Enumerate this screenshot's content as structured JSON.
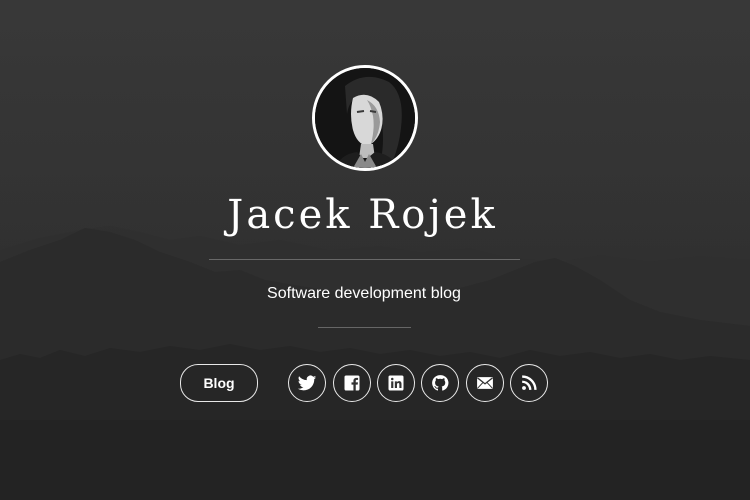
{
  "profile": {
    "name": "Jacek Rojek",
    "tagline": "Software development blog"
  },
  "nav": {
    "blog_label": "Blog"
  },
  "social_links": [
    {
      "icon": "twitter-icon"
    },
    {
      "icon": "facebook-icon"
    },
    {
      "icon": "linkedin-icon"
    },
    {
      "icon": "github-icon"
    },
    {
      "icon": "email-icon"
    },
    {
      "icon": "rss-icon"
    }
  ],
  "colors": {
    "background": "#2e2e2e",
    "text": "#ffffff",
    "border": "#e8e8e8"
  }
}
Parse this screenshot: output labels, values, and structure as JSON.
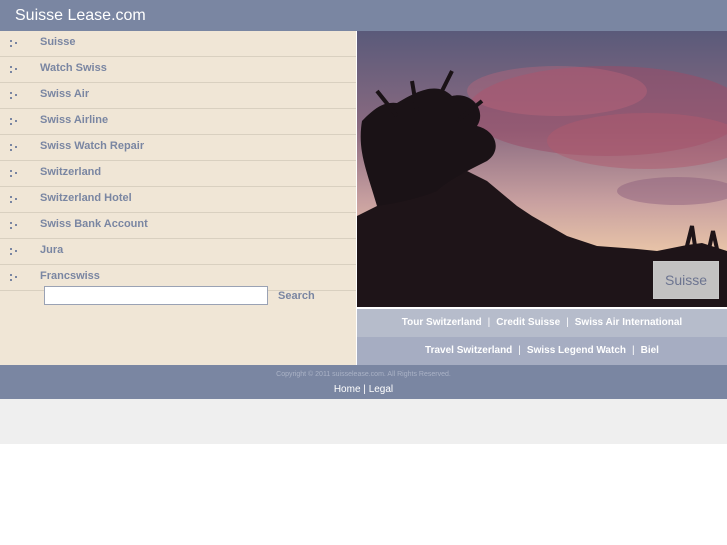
{
  "header": {
    "title": "Suisse Lease.com"
  },
  "nav": {
    "items": [
      {
        "label": "Suisse"
      },
      {
        "label": "Watch Swiss"
      },
      {
        "label": "Swiss Air"
      },
      {
        "label": "Swiss Airline"
      },
      {
        "label": "Swiss Watch Repair"
      },
      {
        "label": "Switzerland"
      },
      {
        "label": "Switzerland Hotel"
      },
      {
        "label": "Swiss Bank Account"
      },
      {
        "label": "Jura"
      },
      {
        "label": "Francswiss"
      }
    ]
  },
  "search": {
    "value": "",
    "button_label": "Search"
  },
  "hero": {
    "caption": "Suisse"
  },
  "links": {
    "row1": [
      "Tour Switzerland",
      "Credit Suisse",
      "Swiss Air International"
    ],
    "row2": [
      "Travel Switzerland",
      "Swiss Legend Watch",
      "Biel"
    ],
    "separator": "|"
  },
  "footer": {
    "copyright": "Copyright © 2011 suisselease.com. All Rights Reserved.",
    "home": "Home",
    "separator": "|",
    "legal": "Legal"
  },
  "colors": {
    "header_bg": "#7a86a2",
    "sidebar_bg": "#f0e6d6",
    "nav_text": "#7a86a2",
    "links_row1_bg": "#b6bccb",
    "links_row2_bg": "#a6adc2",
    "bottom_band": "#efefef"
  }
}
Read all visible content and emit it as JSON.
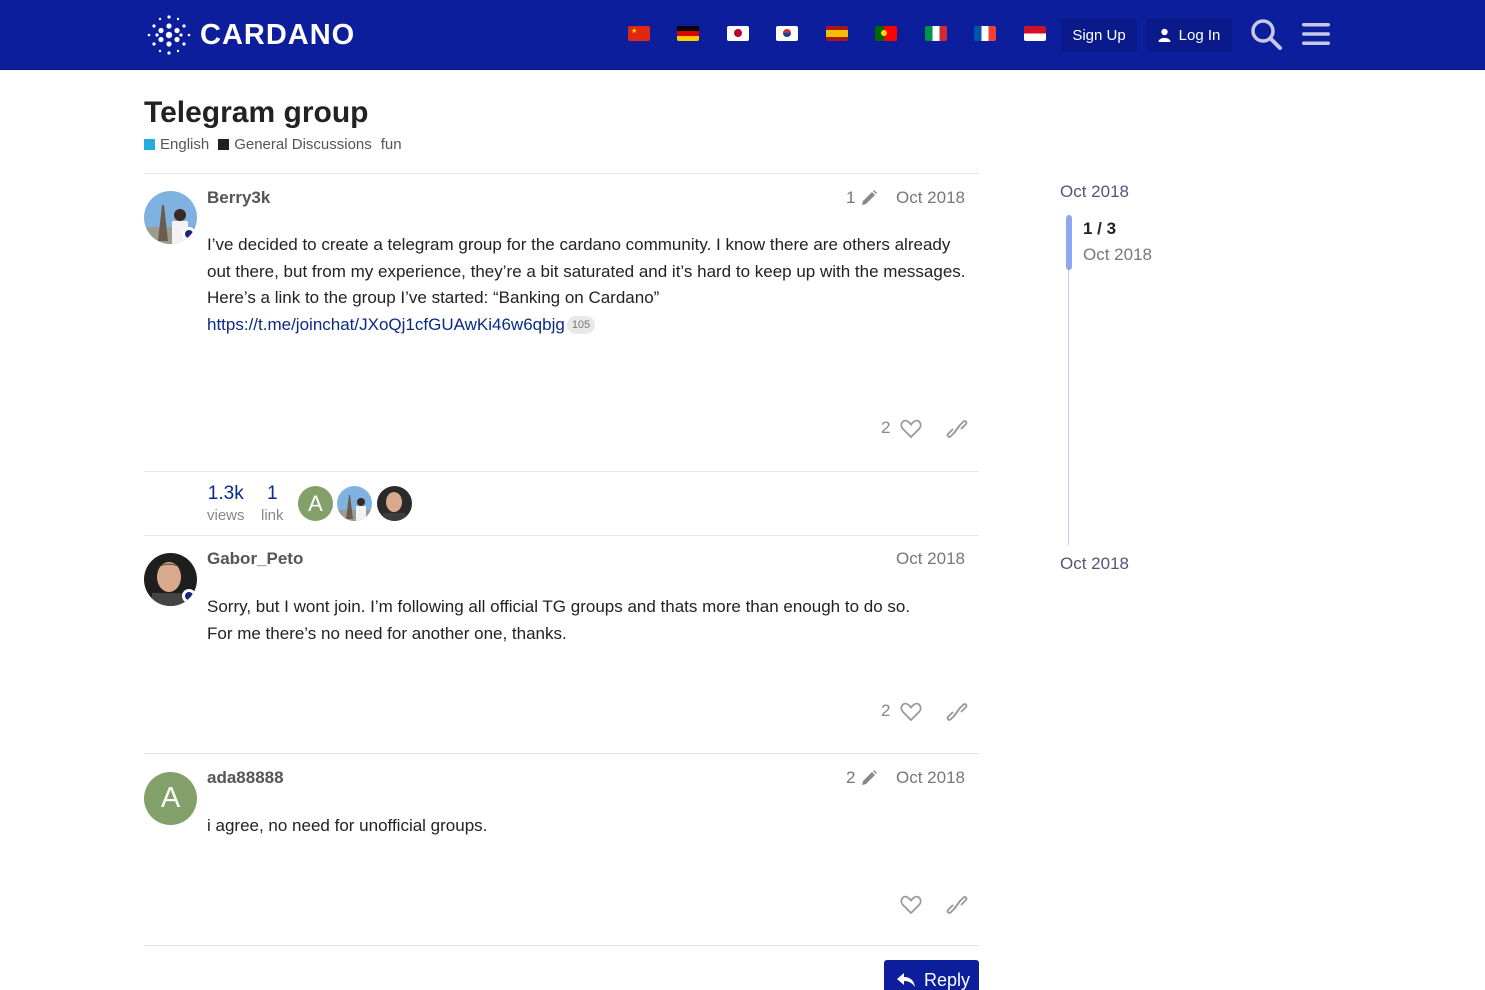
{
  "header": {
    "brand": "CARDANO",
    "languages": [
      {
        "name": "flag-china-icon",
        "colors": [
          "#de2910",
          "#ffde00"
        ]
      },
      {
        "name": "flag-germany-icon",
        "colors": [
          "#000000",
          "#dd0000",
          "#ffce00"
        ]
      },
      {
        "name": "flag-japan-icon",
        "colors": [
          "#ffffff",
          "#bc002d"
        ]
      },
      {
        "name": "flag-korea-icon",
        "colors": [
          "#ffffff",
          "#cd2e3a",
          "#0047a0"
        ]
      },
      {
        "name": "flag-spain-icon",
        "colors": [
          "#aa151b",
          "#f1bf00"
        ]
      },
      {
        "name": "flag-portugal-icon",
        "colors": [
          "#006600",
          "#ff0000"
        ]
      },
      {
        "name": "flag-italy-icon",
        "colors": [
          "#009246",
          "#ffffff",
          "#ce2b37"
        ]
      },
      {
        "name": "flag-france-icon",
        "colors": [
          "#0055a4",
          "#ffffff",
          "#ef4135"
        ]
      },
      {
        "name": "flag-indonesia-icon",
        "colors": [
          "#ce1126",
          "#ffffff"
        ]
      }
    ],
    "signup_label": "Sign Up",
    "login_label": "Log In"
  },
  "topic": {
    "title": "Telegram group",
    "categories": [
      {
        "label": "English",
        "color": "#25aae1"
      },
      {
        "label": "General Discussions",
        "color": "#231f20"
      }
    ],
    "tag": "fun"
  },
  "posts": [
    {
      "username": "Berry3k",
      "edits": "1",
      "date": "Oct 2018",
      "lines": [
        "I’ve decided to create a telegram group for the cardano community. I know there are others already out there, but from my experience, they’re a bit saturated and it’s hard to keep up with the messages.",
        "Here’s a link to the group I’ve started: “Banking on Cardano”"
      ],
      "link_text": "https://t.me/joinchat/JXoQj1cfGUAwKi46w6qbjg",
      "link_clicks": "105",
      "likes": "2"
    },
    {
      "username": "Gabor_Peto",
      "date": "Oct 2018",
      "lines": [
        "Sorry, but I wont join. I’m following all official TG groups and thats more than enough to do so.",
        "For me there’s no need for another one, thanks."
      ],
      "likes": "2"
    },
    {
      "username": "ada88888",
      "edits": "2",
      "date": "Oct 2018",
      "avatar_letter": "A",
      "lines": [
        "i agree, no need for unofficial groups."
      ]
    }
  ],
  "topic_map": {
    "views": "1.3k",
    "views_label": "views",
    "links": "1",
    "links_label": "link",
    "participant_letter": "A"
  },
  "timeline": {
    "start_date": "Oct 2018",
    "position": "1 / 3",
    "position_date": "Oct 2018",
    "end_date": "Oct 2018"
  },
  "reply_label": "Reply",
  "colors": {
    "header_bg": "#0d1e9c",
    "link": "#0a2a86",
    "avatar_green": "#83a06a"
  }
}
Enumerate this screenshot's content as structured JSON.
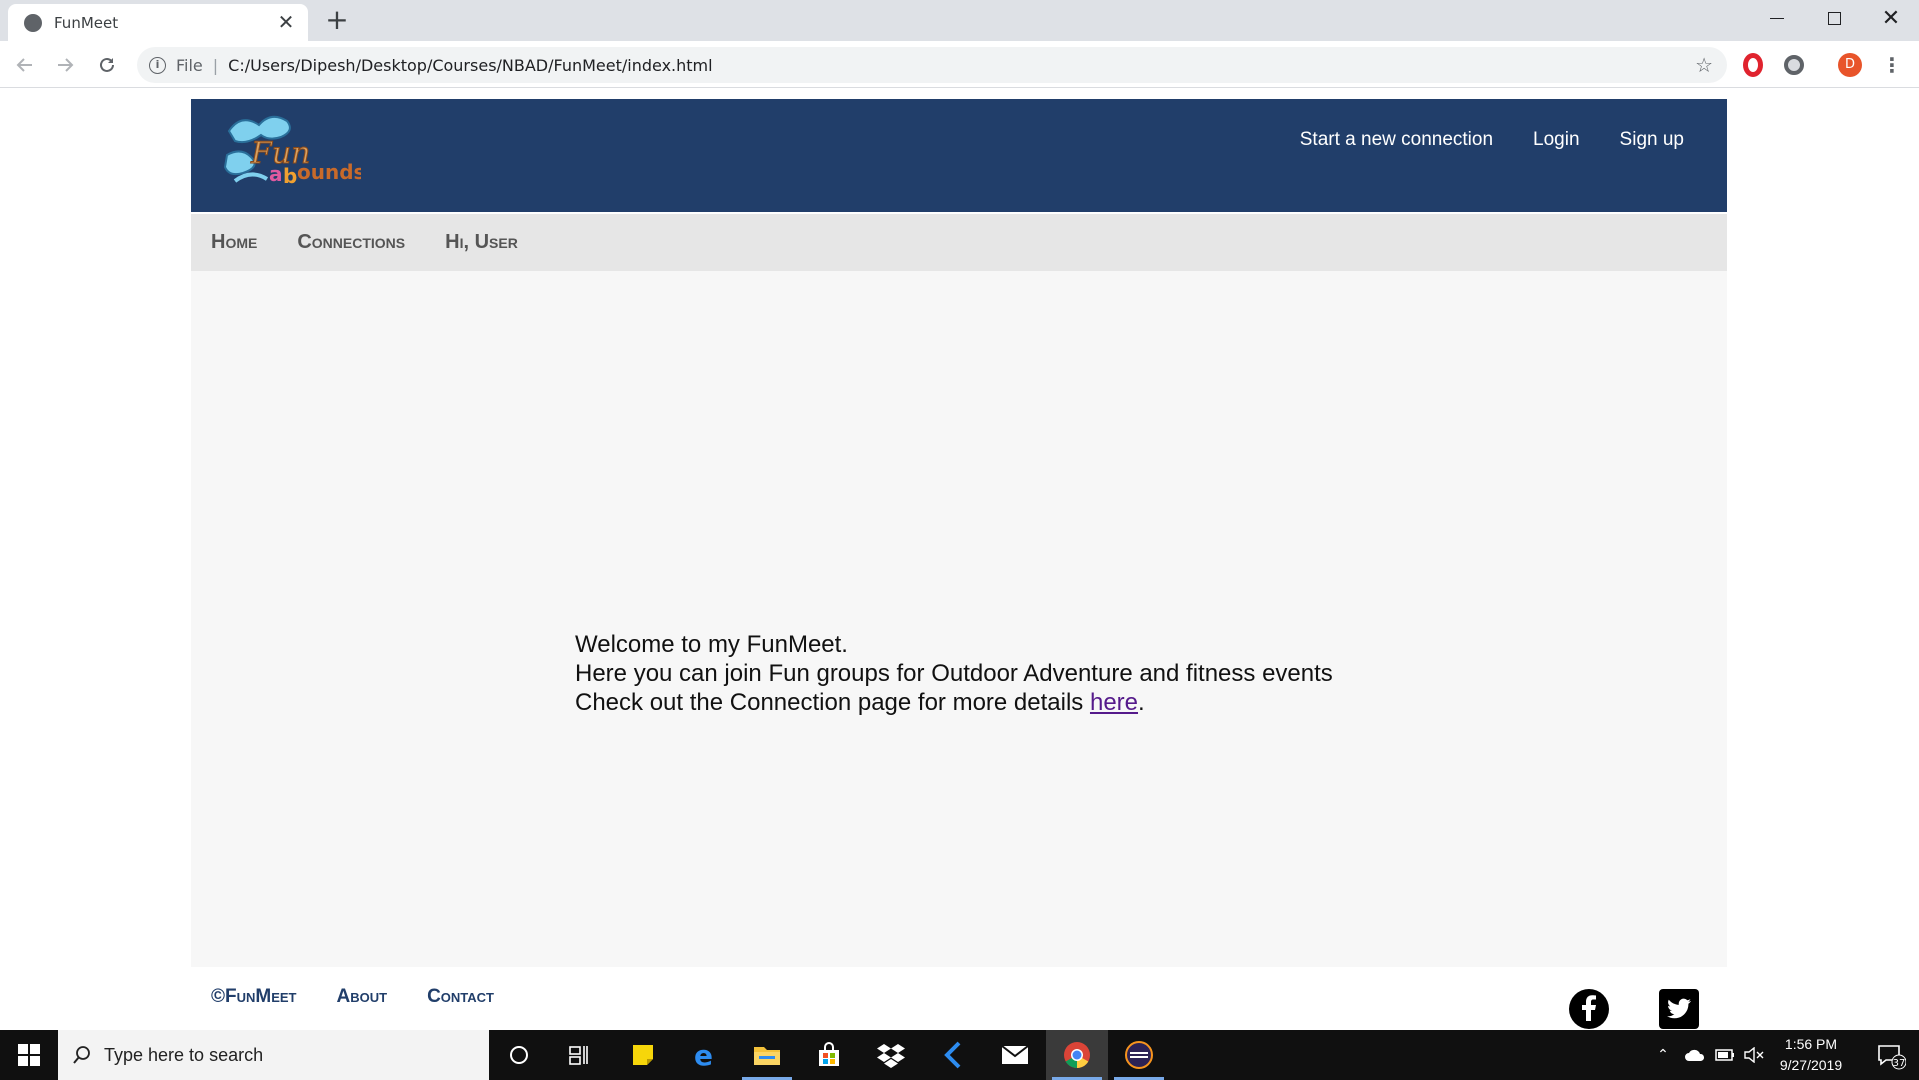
{
  "browser": {
    "tab_title": "FunMeet",
    "tab_close": "✕",
    "new_tab": "+",
    "scheme": "File",
    "url": "C:/Users/Dipesh/Desktop/Courses/NBAD/FunMeet/index.html",
    "profile_initial": "D",
    "window_close": "✕"
  },
  "site": {
    "logo_alt": "Fun abounds",
    "top_nav": [
      "Start a new connection",
      "Login",
      "Sign up"
    ],
    "sub_nav": [
      "Home",
      "Connections",
      "Hi, User"
    ],
    "welcome": {
      "line1": "Welcome to my FunMeet.",
      "line2": "Here you can join Fun groups for Outdoor Adventure and fitness events",
      "line3_prefix": "Check out the Connection page for more details ",
      "line3_link": "here",
      "line3_suffix": "."
    },
    "footer_links": [
      "©FunMeet",
      "About",
      "Contact"
    ],
    "social": [
      "facebook-icon",
      "twitter-icon"
    ]
  },
  "taskbar": {
    "search_placeholder": "Type here to search",
    "time": "1:56 PM",
    "date": "9/27/2019",
    "notifications": "37"
  },
  "colors": {
    "header_bg": "#213e6a",
    "subnav_bg": "#e6e6e6",
    "main_bg": "#f7f7f7",
    "link_visited": "#551a8b"
  }
}
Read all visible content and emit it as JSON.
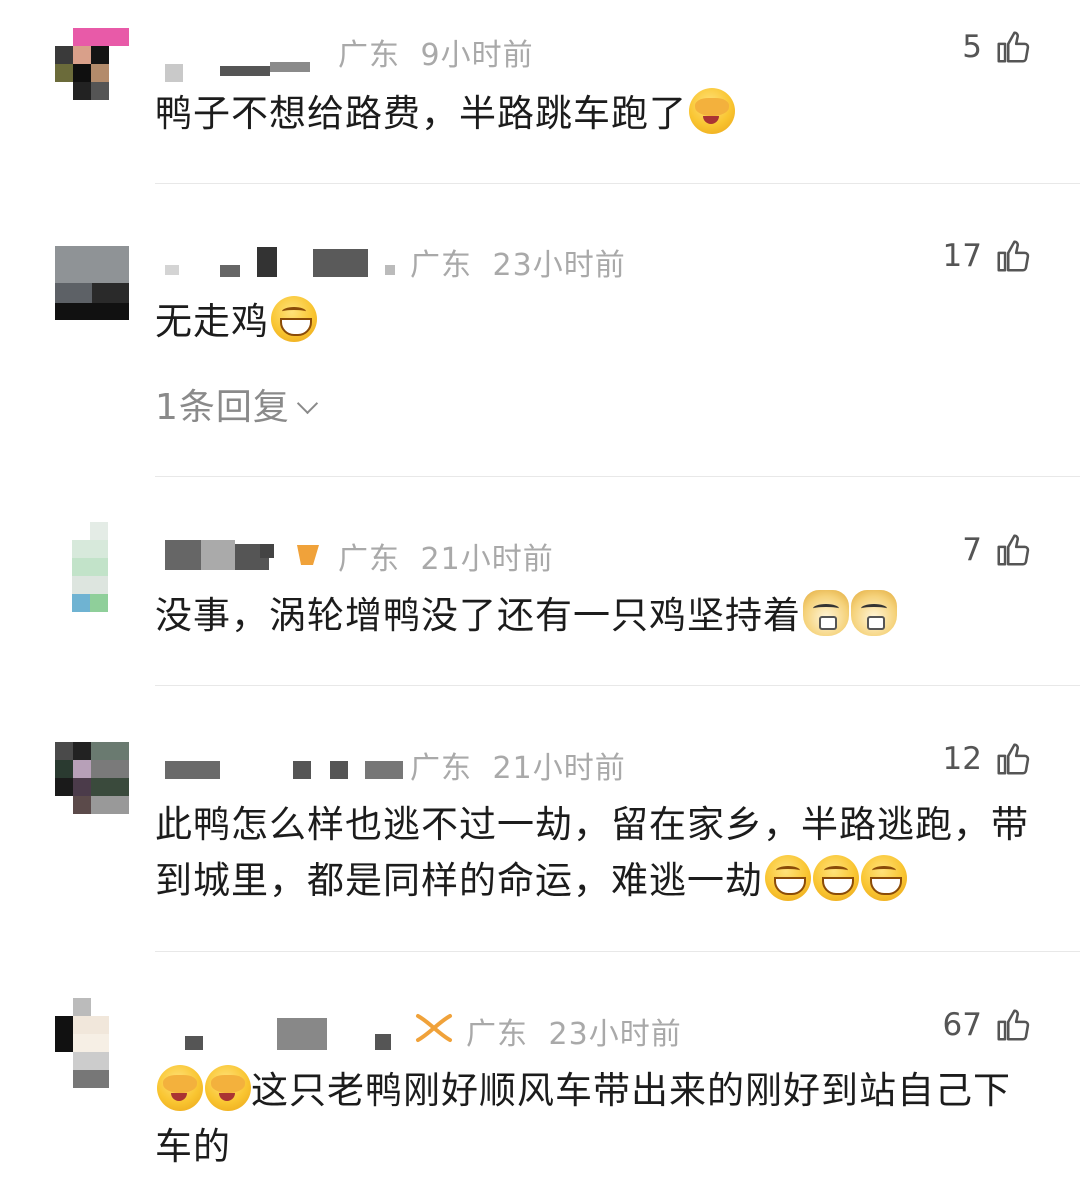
{
  "comments": [
    {
      "location": "广东",
      "time": "9小时前",
      "likes": "5",
      "text": "鸭子不想给路费，半路跳车跑了",
      "emoji": [
        "cover"
      ]
    },
    {
      "location": "广东",
      "time": "23小时前",
      "likes": "17",
      "text": "无走鸡",
      "emoji": [
        "grin"
      ],
      "reply": "1条回复"
    },
    {
      "location": "广东",
      "time": "21小时前",
      "likes": "7",
      "text": "没事，涡轮增鸭没了还有一只鸡坚持着",
      "emoji": [
        "cat",
        "cat"
      ]
    },
    {
      "location": "广东",
      "time": "21小时前",
      "likes": "12",
      "text": "此鸭怎么样也逃不过一劫，留在家乡，半路逃跑，带到城里，都是同样的命运，难逃一劫",
      "emoji": [
        "grin",
        "grin",
        "grin"
      ]
    },
    {
      "location": "广东",
      "time": "23小时前",
      "likes": "67",
      "text": "这只老鸭刚好顺风车带出来的刚好到站自己下车的",
      "emoji": [
        "cover",
        "cover"
      ]
    }
  ],
  "icons": {
    "like": "thumbs-up-icon",
    "chevron": "chevron-down-icon",
    "emoji_cover": "facepalm-emoji",
    "emoji_grin": "grin-emoji",
    "emoji_cat": "doge-emoji"
  },
  "colors": {
    "meta": "#a9a9a9",
    "text": "#1c1c1c",
    "divider": "#e8e8e8",
    "badge": "#f0a23a"
  }
}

****************************************

**Exercise goal:** In the listing above, find each line with the word "Switzerland" and copy it.

**Result of the exercise:**
        "label": "Switzerland"
        "label": "Switzerland Hotel"
      "Tour Switzerland",
      "Travel Switzerland",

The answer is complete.